Given instruction: Work out how many lines in the entries below include the word "JSON". Give nothing but the number.

============================================================

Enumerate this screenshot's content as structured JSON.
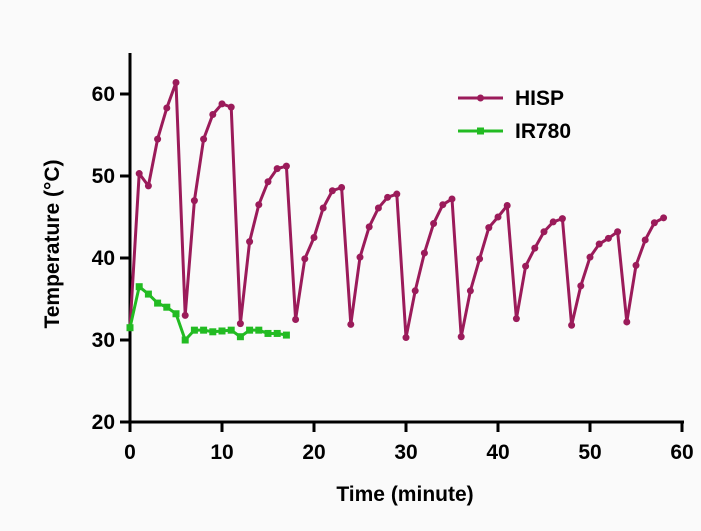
{
  "chart_data": {
    "type": "line",
    "xlabel": "Time  (minute)",
    "ylabel": "Temperature (°C)",
    "xlim": [
      0,
      60
    ],
    "ylim": [
      20,
      65
    ],
    "xticks": [
      0,
      10,
      20,
      30,
      40,
      50,
      60
    ],
    "yticks": [
      20,
      30,
      40,
      50,
      60
    ],
    "grid": false,
    "legend_position": "top-right",
    "series": [
      {
        "name": "HISP",
        "color": "#9b1b5a",
        "marker": "circle",
        "x": [
          0,
          1,
          2,
          3,
          4,
          5,
          6,
          7,
          8,
          9,
          10,
          11,
          12,
          13,
          14,
          15,
          16,
          17,
          18,
          19,
          20,
          21,
          22,
          23,
          24,
          25,
          26,
          27,
          28,
          29,
          30,
          31,
          32,
          33,
          34,
          35,
          36,
          37,
          38,
          39,
          40,
          41,
          42,
          43,
          44,
          45,
          46,
          47,
          48,
          49,
          50,
          51,
          52,
          53,
          54,
          55,
          56,
          57,
          58
        ],
        "y": [
          31.5,
          50.3,
          48.8,
          54.5,
          58.3,
          61.4,
          33.0,
          47.0,
          54.5,
          57.5,
          58.8,
          58.4,
          32.0,
          42.0,
          46.5,
          49.3,
          50.9,
          51.2,
          32.5,
          39.9,
          42.5,
          46.1,
          48.2,
          48.6,
          31.9,
          40.1,
          43.8,
          46.1,
          47.4,
          47.8,
          30.3,
          36.0,
          40.6,
          44.2,
          46.5,
          47.2,
          30.4,
          36.0,
          39.9,
          43.7,
          45.0,
          46.4,
          32.6,
          39.0,
          41.2,
          43.2,
          44.4,
          44.8,
          31.8,
          36.6,
          40.1,
          41.7,
          42.4,
          43.2,
          32.2,
          39.1,
          42.2,
          44.3,
          44.9
        ]
      },
      {
        "name": "IR780",
        "color": "#22bb22",
        "marker": "square",
        "x": [
          0,
          1,
          2,
          3,
          4,
          5,
          6,
          7,
          8,
          9,
          10,
          11,
          12,
          13,
          14,
          15,
          16,
          17
        ],
        "y": [
          31.5,
          36.5,
          35.6,
          34.5,
          34.0,
          33.2,
          30.0,
          31.2,
          31.2,
          31.0,
          31.1,
          31.2,
          30.4,
          31.2,
          31.2,
          30.8,
          30.8,
          30.6
        ]
      }
    ]
  }
}
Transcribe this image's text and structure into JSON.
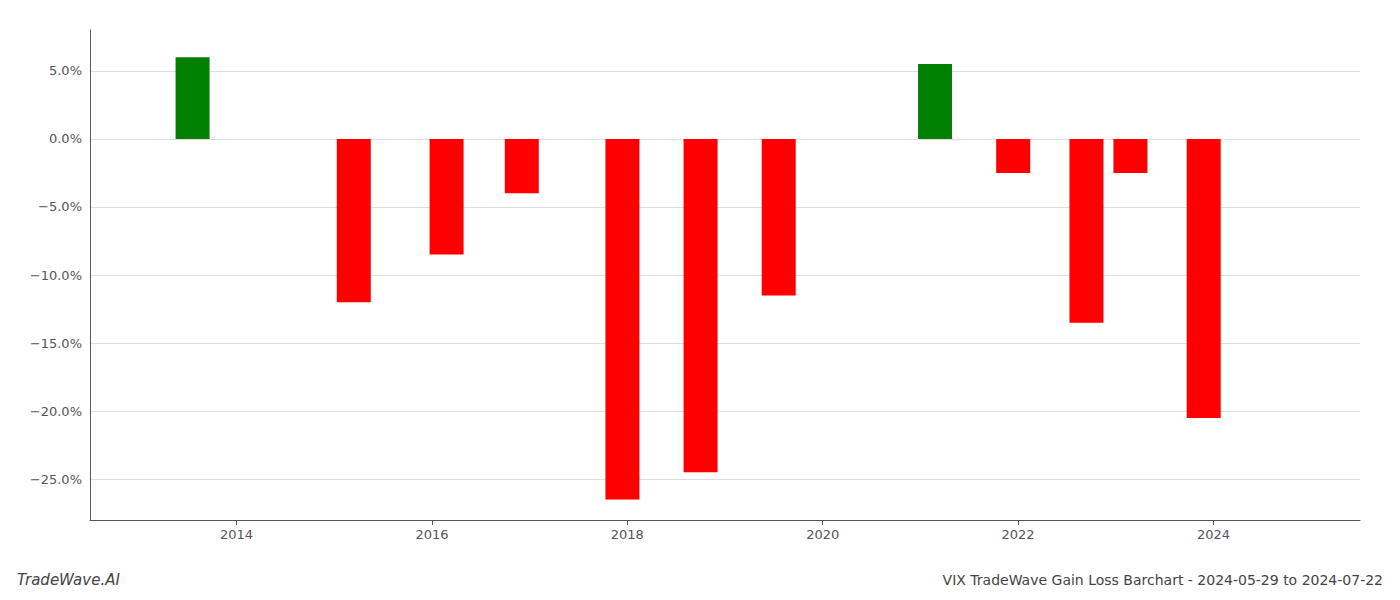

============================================================

The completed task: 2